Exercise description - Look through the data below. Collect every line where the word "number" occurs.

[Data entries]
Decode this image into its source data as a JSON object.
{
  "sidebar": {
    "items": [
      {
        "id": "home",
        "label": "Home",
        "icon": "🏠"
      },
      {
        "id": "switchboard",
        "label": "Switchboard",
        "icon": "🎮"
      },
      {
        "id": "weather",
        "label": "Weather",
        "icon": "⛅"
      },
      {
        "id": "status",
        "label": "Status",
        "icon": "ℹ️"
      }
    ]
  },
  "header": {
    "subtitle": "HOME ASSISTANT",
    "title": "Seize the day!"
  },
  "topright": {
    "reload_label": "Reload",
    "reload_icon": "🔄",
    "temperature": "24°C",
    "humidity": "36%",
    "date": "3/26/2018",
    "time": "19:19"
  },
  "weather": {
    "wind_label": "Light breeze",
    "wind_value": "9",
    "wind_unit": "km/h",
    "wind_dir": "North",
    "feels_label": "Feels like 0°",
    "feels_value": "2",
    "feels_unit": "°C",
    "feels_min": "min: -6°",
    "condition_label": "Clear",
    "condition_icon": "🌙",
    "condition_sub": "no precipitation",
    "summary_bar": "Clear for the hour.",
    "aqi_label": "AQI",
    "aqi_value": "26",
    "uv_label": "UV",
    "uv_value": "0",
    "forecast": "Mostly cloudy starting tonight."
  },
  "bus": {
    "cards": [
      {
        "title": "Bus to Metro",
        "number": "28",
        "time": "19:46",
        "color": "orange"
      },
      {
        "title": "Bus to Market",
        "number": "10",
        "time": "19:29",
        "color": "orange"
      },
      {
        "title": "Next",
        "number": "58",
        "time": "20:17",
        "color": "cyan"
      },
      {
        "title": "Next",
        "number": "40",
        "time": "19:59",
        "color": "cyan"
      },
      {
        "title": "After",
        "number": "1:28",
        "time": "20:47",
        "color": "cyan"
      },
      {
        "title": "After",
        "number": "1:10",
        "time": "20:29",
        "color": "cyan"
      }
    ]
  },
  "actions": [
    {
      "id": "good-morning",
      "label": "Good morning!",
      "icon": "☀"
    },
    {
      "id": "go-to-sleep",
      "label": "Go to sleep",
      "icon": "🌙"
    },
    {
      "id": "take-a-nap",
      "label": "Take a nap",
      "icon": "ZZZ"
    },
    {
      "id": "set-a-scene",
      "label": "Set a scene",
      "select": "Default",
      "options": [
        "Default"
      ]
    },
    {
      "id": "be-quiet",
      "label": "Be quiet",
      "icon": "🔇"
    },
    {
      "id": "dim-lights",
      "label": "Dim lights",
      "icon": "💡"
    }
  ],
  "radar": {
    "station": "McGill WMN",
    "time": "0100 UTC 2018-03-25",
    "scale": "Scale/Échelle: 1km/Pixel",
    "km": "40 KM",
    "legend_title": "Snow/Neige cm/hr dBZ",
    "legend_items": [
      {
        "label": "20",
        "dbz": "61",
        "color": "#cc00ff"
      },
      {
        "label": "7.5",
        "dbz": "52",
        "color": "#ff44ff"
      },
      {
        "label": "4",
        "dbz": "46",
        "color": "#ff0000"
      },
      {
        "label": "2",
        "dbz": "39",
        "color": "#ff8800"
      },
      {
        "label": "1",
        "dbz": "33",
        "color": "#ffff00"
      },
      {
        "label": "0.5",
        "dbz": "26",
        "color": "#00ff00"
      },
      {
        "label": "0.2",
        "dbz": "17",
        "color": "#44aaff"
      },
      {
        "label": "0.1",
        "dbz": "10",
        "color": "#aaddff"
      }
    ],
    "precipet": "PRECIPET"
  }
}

In response -
        "number": "28",
        "number": "10",
        "number": "58",
        "number": "40",
        "number": "1:28",
        "number": "1:10",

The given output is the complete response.